▶

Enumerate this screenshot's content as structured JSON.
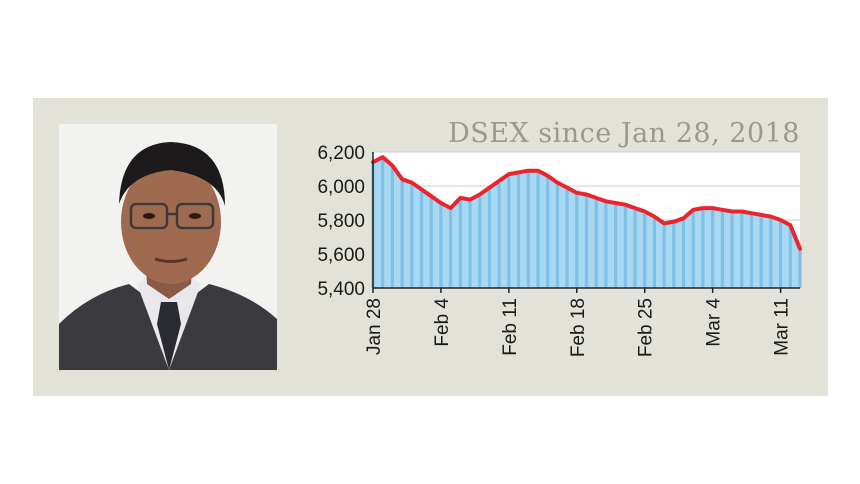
{
  "chart_data": {
    "type": "area",
    "title": "DSEX since Jan 28, 2018",
    "xlabel": "",
    "ylabel": "",
    "ylim": [
      5400,
      6200
    ],
    "yticks": [
      6200,
      6000,
      5800,
      5600,
      5400
    ],
    "ytick_labels": [
      "6,200",
      "6,000",
      "5,800",
      "5,600",
      "5,400"
    ],
    "xtick_labels": [
      "Jan 28",
      "Feb 4",
      "Feb 11",
      "Feb 18",
      "Feb 25",
      "Mar 4",
      "Mar 11"
    ],
    "xtick_days": [
      0,
      7,
      14,
      21,
      28,
      35,
      42
    ],
    "x_days": [
      0,
      1,
      2,
      3,
      4,
      5,
      6,
      7,
      8,
      9,
      10,
      11,
      12,
      13,
      14,
      15,
      16,
      17,
      18,
      19,
      20,
      21,
      22,
      23,
      24,
      25,
      26,
      27,
      28,
      29,
      30,
      31,
      32,
      33,
      34,
      35,
      36,
      37,
      38,
      39,
      40,
      41,
      42,
      43,
      44
    ],
    "values": [
      6140,
      6170,
      6120,
      6040,
      6020,
      5980,
      5940,
      5900,
      5870,
      5930,
      5920,
      5950,
      5990,
      6030,
      6070,
      6080,
      6090,
      6090,
      6060,
      6020,
      5990,
      5960,
      5950,
      5930,
      5910,
      5900,
      5890,
      5870,
      5850,
      5820,
      5780,
      5790,
      5810,
      5860,
      5870,
      5870,
      5860,
      5850,
      5850,
      5840,
      5830,
      5820,
      5800,
      5770,
      5630
    ],
    "grid": true,
    "line_color": "#e8262c",
    "fill_color": "#a9d9f2",
    "stripe_color": "#7fc0e6",
    "grid_color": "#cfcfcf"
  }
}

◀

Give the entries again word for word, but skip the pictures.

§ **Task solution**:
Enumerate this screenshot's content as structured JSON.
{
  "chart_data": {
    "type": "area",
    "title": "DSEX since Jan 28, 2018",
    "xlabel": "",
    "ylabel": "",
    "ylim": [
      5400,
      6200
    ],
    "yticks": [
      6200,
      6000,
      5800,
      5600,
      5400
    ],
    "ytick_labels": [
      "6,200",
      "6,000",
      "5,800",
      "5,600",
      "5,400"
    ],
    "xtick_labels": [
      "Jan 28",
      "Feb 4",
      "Feb 11",
      "Feb 18",
      "Feb 25",
      "Mar 4",
      "Mar 11"
    ],
    "xtick_days": [
      0,
      7,
      14,
      21,
      28,
      35,
      42
    ],
    "x_days": [
      0,
      1,
      2,
      3,
      4,
      5,
      6,
      7,
      8,
      9,
      10,
      11,
      12,
      13,
      14,
      15,
      16,
      17,
      18,
      19,
      20,
      21,
      22,
      23,
      24,
      25,
      26,
      27,
      28,
      29,
      30,
      31,
      32,
      33,
      34,
      35,
      36,
      37,
      38,
      39,
      40,
      41,
      42,
      43,
      44
    ],
    "values": [
      6140,
      6170,
      6120,
      6040,
      6020,
      5980,
      5940,
      5900,
      5870,
      5930,
      5920,
      5950,
      5990,
      6030,
      6070,
      6080,
      6090,
      6090,
      6060,
      6020,
      5990,
      5960,
      5950,
      5930,
      5910,
      5900,
      5890,
      5870,
      5850,
      5820,
      5780,
      5790,
      5810,
      5860,
      5870,
      5870,
      5860,
      5850,
      5850,
      5840,
      5830,
      5820,
      5800,
      5770,
      5630
    ],
    "grid": true,
    "line_color": "#e8262c",
    "fill_color": "#a9d9f2",
    "stripe_color": "#7fc0e6",
    "grid_color": "#cfcfcf"
  }
}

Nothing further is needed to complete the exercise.